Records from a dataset
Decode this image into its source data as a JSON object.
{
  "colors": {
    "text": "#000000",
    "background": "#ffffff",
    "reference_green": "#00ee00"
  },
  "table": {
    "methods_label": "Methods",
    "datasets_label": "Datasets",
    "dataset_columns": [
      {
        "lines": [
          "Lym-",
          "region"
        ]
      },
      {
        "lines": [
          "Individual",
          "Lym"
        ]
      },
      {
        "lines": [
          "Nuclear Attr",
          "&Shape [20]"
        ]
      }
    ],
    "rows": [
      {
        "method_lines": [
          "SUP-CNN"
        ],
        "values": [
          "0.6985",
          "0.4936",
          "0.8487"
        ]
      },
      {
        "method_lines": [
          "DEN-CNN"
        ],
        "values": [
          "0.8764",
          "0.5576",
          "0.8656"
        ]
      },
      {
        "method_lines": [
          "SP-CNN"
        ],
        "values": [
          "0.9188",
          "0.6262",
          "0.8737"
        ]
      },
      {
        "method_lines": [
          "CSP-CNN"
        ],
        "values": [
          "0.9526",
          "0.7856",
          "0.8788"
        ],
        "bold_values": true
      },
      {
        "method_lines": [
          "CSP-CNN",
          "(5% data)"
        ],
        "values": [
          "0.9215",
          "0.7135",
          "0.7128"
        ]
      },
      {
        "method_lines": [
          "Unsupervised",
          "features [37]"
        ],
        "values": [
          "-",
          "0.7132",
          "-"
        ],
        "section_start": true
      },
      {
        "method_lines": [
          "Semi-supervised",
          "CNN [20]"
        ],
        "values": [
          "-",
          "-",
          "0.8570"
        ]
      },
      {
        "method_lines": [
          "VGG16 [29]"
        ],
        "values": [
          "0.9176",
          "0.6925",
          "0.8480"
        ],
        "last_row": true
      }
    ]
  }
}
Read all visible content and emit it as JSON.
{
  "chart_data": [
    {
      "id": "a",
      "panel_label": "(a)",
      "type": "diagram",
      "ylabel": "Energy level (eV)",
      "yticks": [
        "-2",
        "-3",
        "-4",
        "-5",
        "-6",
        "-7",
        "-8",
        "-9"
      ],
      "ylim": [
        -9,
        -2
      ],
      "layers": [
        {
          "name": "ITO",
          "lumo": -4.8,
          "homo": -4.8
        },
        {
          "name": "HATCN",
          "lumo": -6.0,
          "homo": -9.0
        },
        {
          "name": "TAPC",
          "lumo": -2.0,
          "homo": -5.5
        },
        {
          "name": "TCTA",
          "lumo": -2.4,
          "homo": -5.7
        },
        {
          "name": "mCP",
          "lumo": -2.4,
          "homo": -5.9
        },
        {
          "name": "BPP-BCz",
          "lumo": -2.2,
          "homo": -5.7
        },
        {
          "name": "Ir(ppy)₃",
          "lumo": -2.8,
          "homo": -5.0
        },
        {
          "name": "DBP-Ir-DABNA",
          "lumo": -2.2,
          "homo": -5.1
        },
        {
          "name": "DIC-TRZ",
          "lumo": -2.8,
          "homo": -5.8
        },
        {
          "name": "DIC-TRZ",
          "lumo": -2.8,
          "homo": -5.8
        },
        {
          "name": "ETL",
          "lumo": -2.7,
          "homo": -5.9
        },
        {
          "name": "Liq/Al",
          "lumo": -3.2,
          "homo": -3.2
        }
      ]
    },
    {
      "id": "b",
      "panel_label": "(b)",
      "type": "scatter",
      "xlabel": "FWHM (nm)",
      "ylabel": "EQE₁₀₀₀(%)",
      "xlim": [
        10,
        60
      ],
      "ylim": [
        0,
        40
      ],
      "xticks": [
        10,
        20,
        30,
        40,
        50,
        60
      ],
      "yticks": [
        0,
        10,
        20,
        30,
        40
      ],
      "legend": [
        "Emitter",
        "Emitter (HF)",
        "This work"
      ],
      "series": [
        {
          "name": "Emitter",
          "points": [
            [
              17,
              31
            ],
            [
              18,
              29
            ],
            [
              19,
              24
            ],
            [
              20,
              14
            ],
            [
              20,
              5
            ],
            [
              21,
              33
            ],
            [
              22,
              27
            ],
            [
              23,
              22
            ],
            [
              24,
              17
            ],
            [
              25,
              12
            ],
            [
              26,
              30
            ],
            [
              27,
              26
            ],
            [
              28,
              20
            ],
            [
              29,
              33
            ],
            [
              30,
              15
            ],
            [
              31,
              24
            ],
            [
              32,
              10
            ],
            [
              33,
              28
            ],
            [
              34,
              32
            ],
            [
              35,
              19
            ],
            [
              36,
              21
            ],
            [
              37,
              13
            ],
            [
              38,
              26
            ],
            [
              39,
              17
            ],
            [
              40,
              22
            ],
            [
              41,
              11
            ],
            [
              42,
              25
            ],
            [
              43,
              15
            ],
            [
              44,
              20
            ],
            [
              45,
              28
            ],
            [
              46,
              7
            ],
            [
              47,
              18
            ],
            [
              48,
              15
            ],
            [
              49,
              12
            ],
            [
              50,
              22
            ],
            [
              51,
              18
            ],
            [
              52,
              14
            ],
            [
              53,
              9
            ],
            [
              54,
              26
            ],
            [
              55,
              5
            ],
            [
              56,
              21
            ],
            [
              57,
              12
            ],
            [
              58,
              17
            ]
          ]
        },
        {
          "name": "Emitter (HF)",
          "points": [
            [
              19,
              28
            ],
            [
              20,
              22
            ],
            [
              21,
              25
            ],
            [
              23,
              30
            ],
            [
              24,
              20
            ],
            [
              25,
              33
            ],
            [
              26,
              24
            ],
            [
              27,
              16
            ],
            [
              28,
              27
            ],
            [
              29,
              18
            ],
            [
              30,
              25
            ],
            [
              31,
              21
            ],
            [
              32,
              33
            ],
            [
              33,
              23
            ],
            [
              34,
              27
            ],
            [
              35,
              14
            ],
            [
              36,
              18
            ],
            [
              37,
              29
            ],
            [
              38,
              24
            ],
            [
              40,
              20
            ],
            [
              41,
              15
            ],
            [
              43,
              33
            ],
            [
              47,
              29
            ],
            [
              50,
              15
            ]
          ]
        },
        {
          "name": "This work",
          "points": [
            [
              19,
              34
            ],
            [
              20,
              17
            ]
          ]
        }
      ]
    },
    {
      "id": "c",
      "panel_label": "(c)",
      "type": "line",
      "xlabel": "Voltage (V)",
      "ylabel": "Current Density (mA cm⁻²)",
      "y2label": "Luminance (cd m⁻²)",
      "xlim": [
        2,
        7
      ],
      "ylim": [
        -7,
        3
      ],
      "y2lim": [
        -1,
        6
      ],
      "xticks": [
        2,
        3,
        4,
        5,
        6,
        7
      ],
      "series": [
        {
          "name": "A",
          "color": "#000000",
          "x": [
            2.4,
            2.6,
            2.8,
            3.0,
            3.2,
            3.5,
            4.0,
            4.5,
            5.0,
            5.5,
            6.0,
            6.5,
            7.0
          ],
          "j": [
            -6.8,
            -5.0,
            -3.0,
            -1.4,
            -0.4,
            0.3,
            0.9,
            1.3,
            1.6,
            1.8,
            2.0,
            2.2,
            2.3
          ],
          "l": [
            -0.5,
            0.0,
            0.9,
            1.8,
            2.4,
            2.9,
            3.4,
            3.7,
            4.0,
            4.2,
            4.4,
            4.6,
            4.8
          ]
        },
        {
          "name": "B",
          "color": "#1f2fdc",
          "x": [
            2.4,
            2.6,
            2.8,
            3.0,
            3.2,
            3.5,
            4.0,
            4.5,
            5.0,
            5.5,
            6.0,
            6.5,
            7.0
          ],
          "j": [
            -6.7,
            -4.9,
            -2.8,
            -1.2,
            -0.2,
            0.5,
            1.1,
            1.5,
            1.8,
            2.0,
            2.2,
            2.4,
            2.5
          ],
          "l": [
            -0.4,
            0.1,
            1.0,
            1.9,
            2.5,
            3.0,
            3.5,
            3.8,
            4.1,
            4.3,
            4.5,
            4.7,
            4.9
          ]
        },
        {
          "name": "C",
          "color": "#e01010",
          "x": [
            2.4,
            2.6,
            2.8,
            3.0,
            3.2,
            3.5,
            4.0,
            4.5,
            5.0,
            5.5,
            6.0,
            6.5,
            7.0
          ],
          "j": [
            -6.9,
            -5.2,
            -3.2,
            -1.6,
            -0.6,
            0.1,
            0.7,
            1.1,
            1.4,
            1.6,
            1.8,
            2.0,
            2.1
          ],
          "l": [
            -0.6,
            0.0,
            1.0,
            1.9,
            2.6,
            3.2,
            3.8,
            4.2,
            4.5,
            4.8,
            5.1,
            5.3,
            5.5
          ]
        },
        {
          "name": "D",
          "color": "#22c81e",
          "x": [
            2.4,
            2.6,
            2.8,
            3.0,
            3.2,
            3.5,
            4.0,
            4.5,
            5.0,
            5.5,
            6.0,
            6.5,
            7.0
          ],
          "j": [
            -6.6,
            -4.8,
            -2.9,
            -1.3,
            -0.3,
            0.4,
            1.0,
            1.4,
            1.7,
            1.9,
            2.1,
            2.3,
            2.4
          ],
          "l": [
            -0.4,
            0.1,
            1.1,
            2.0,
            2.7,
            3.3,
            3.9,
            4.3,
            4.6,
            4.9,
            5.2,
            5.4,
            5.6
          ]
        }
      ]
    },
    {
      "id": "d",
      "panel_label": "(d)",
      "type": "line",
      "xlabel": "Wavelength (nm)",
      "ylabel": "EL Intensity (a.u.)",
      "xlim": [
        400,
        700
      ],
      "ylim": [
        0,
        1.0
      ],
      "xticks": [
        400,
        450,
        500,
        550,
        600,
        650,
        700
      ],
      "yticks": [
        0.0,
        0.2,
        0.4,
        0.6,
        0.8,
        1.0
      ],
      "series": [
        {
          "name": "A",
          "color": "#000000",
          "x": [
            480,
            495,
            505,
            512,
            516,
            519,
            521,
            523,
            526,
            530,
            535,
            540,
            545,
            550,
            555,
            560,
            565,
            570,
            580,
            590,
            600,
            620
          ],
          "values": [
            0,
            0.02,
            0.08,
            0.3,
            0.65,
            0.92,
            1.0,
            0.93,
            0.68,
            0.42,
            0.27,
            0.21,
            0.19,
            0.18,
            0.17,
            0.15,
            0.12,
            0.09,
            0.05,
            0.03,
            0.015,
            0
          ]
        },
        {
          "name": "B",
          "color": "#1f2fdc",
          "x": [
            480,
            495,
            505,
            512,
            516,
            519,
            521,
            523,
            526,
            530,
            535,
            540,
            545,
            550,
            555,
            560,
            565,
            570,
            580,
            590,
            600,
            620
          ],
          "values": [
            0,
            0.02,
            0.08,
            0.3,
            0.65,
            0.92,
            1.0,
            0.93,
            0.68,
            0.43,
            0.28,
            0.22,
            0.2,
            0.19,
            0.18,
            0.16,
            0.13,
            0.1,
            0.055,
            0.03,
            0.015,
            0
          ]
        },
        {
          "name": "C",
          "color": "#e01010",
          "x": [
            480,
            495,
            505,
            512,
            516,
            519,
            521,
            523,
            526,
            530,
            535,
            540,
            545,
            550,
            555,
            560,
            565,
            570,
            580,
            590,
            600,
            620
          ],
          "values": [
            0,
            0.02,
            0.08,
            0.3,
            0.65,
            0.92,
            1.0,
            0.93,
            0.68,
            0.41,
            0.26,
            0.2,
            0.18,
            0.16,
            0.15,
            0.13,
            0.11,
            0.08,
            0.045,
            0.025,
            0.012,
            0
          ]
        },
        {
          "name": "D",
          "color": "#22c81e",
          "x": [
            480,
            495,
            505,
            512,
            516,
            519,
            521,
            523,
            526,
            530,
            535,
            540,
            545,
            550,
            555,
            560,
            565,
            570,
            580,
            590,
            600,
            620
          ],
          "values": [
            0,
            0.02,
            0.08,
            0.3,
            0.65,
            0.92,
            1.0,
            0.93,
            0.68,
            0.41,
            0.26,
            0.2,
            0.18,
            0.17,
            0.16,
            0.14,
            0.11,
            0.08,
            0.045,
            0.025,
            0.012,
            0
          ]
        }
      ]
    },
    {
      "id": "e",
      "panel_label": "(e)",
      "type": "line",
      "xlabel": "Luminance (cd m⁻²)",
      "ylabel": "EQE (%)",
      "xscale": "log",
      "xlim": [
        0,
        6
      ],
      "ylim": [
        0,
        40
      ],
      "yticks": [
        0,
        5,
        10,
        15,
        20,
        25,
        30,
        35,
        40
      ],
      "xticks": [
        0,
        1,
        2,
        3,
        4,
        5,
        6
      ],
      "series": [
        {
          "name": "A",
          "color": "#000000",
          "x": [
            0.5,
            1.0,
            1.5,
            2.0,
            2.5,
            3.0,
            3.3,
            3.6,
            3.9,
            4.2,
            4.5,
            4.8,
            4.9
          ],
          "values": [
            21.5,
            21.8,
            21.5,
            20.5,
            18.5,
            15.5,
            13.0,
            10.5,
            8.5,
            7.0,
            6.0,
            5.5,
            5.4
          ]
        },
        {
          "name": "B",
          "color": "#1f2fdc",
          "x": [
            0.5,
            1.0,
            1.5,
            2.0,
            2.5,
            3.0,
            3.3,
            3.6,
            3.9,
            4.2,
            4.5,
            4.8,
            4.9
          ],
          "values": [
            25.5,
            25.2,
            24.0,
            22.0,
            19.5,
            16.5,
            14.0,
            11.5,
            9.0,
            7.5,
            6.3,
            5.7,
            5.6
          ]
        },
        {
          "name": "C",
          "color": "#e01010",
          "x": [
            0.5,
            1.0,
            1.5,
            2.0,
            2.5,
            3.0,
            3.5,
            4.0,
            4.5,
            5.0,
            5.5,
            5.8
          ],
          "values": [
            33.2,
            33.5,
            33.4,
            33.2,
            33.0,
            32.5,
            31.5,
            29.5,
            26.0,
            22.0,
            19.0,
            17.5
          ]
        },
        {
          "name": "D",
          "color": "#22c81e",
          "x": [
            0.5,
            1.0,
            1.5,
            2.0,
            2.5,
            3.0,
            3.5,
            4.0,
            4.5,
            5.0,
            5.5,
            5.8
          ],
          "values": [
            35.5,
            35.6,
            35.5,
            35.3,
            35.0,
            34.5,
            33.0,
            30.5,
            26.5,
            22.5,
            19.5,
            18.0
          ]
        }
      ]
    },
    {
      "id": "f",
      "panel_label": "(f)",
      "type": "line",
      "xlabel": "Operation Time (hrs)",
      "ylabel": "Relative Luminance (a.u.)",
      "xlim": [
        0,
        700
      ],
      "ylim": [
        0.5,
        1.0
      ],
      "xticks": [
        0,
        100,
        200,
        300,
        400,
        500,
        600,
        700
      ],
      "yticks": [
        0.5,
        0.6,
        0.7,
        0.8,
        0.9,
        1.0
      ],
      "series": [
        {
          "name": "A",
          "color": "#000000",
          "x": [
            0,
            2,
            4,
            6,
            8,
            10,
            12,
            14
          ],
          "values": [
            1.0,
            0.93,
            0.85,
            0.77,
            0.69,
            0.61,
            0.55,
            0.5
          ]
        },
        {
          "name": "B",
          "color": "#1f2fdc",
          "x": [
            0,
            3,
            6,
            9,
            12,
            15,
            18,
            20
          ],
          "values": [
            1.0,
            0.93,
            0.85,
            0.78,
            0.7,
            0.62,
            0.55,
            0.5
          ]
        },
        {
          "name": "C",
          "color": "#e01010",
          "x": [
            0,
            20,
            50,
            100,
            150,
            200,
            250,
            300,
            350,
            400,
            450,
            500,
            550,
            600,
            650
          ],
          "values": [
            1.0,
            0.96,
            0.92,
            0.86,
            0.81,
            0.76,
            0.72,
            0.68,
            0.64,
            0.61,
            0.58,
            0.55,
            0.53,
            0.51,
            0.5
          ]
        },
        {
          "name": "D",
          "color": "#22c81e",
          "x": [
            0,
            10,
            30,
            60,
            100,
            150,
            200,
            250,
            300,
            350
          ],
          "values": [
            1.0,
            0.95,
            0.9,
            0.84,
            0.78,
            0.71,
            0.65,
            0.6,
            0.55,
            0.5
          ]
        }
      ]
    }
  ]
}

### DIRECTIVE
Where a line of the entries contains the word "Emitter", copy that line.

### REPLY TO THE TASK
        "Emitter",
        "Emitter (HF)",
          "name": "Emitter",
          "name": "Emitter (HF)",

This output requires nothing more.